→ **DATA IN THIS EXERCISE**
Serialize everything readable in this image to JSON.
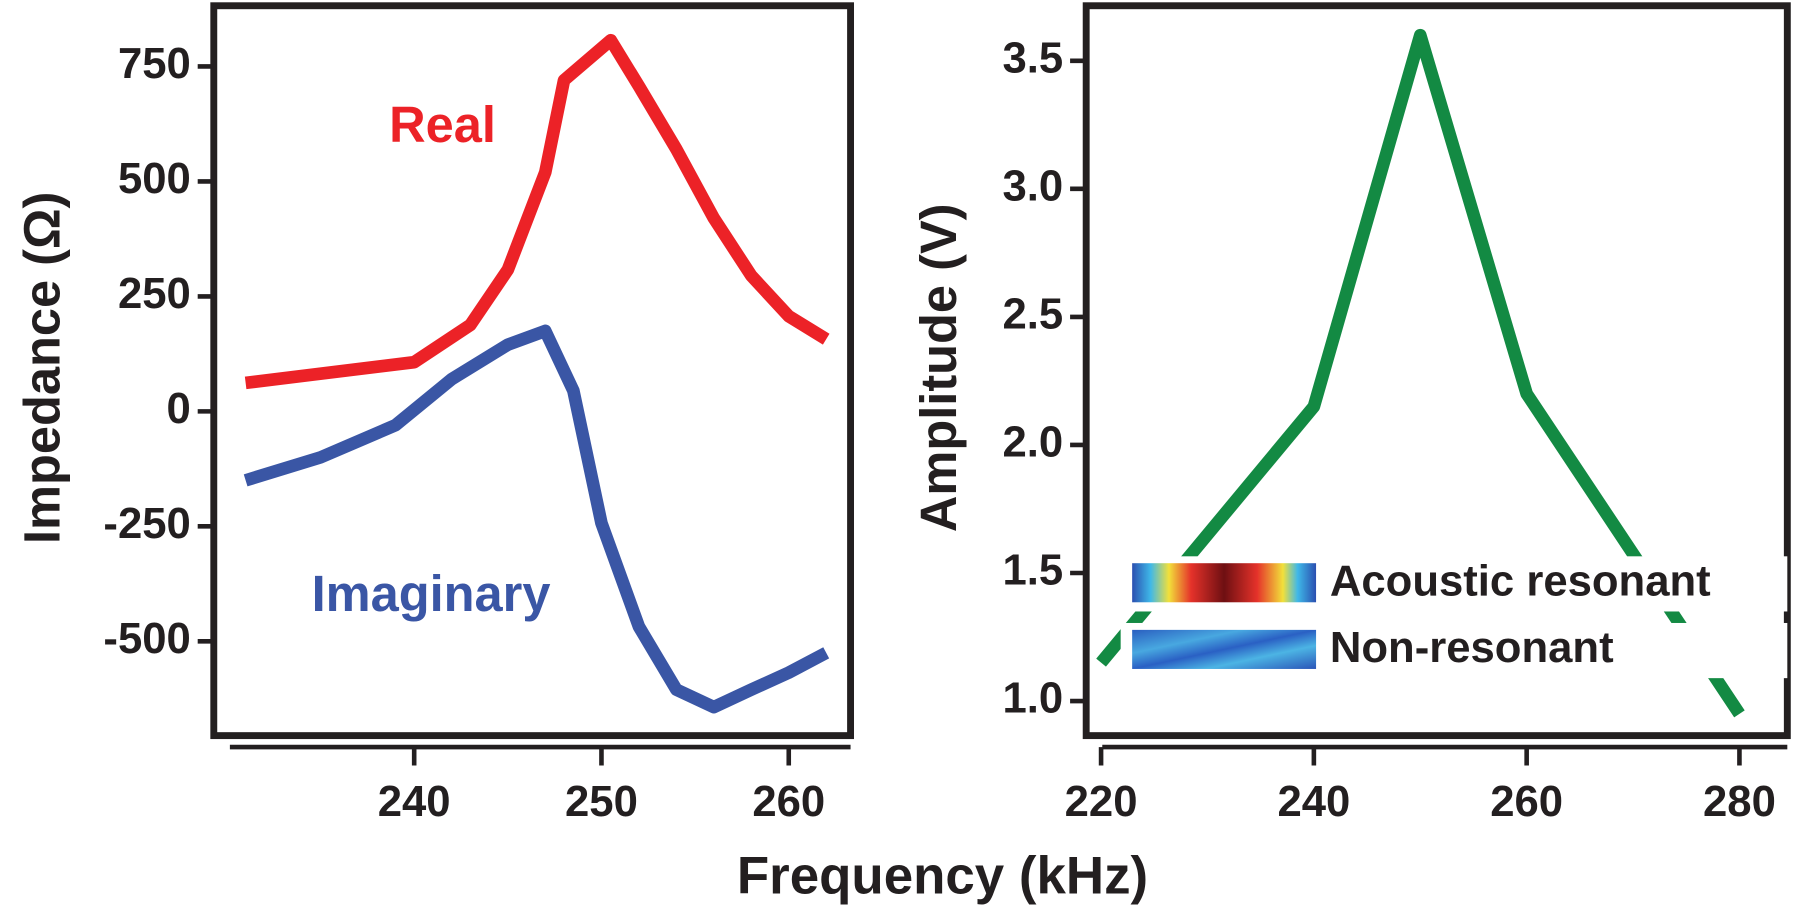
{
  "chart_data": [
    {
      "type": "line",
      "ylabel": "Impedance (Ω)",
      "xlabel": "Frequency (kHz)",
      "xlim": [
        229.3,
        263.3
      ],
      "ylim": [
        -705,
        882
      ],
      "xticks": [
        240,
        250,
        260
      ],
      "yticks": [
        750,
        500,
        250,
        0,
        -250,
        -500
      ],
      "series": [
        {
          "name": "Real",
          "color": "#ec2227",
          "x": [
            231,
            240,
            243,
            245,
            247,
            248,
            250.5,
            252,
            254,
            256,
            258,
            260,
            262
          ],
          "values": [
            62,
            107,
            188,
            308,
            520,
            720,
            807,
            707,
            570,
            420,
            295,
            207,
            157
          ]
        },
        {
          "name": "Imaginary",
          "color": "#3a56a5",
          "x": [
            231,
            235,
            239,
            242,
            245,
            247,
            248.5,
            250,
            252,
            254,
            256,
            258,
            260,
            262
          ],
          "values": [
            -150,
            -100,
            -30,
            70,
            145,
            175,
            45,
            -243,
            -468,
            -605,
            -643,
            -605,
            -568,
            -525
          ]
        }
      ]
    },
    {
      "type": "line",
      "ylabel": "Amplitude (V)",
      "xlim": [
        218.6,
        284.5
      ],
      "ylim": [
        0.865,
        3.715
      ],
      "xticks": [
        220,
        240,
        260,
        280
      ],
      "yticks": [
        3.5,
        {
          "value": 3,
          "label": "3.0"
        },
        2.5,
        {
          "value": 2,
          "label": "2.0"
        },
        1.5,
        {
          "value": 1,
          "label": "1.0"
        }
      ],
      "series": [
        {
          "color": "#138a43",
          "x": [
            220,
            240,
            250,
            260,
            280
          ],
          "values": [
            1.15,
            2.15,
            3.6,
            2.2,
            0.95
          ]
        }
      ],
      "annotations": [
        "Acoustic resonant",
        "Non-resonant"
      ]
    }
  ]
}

→ **AIM OF THE EXERCISE**
Pictures don't belong in the copy. Restate all the entries exactly.

→ **SOLUTION BELOW**
Serialize everything readable in this image to JSON.
{
  "chart_data": [
    {
      "type": "line",
      "ylabel": "Impedance (Ω)",
      "xlabel": "Frequency (kHz)",
      "xlim": [
        229.3,
        263.3
      ],
      "ylim": [
        -705,
        882
      ],
      "xticks": [
        240,
        250,
        260
      ],
      "yticks": [
        750,
        500,
        250,
        0,
        -250,
        -500
      ],
      "series": [
        {
          "name": "Real",
          "color": "#ec2227",
          "x": [
            231,
            240,
            243,
            245,
            247,
            248,
            250.5,
            252,
            254,
            256,
            258,
            260,
            262
          ],
          "values": [
            62,
            107,
            188,
            308,
            520,
            720,
            807,
            707,
            570,
            420,
            295,
            207,
            157
          ]
        },
        {
          "name": "Imaginary",
          "color": "#3a56a5",
          "x": [
            231,
            235,
            239,
            242,
            245,
            247,
            248.5,
            250,
            252,
            254,
            256,
            258,
            260,
            262
          ],
          "values": [
            -150,
            -100,
            -30,
            70,
            145,
            175,
            45,
            -243,
            -468,
            -605,
            -643,
            -605,
            -568,
            -525
          ]
        }
      ]
    },
    {
      "type": "line",
      "ylabel": "Amplitude (V)",
      "xlim": [
        218.6,
        284.5
      ],
      "ylim": [
        0.865,
        3.715
      ],
      "xticks": [
        220,
        240,
        260,
        280
      ],
      "yticks": [
        3.5,
        {
          "value": 3,
          "label": "3.0"
        },
        2.5,
        {
          "value": 2,
          "label": "2.0"
        },
        1.5,
        {
          "value": 1,
          "label": "1.0"
        }
      ],
      "series": [
        {
          "color": "#138a43",
          "x": [
            220,
            240,
            250,
            260,
            280
          ],
          "values": [
            1.15,
            2.15,
            3.6,
            2.2,
            0.95
          ]
        }
      ],
      "annotations": [
        "Acoustic resonant",
        "Non-resonant"
      ]
    }
  ]
}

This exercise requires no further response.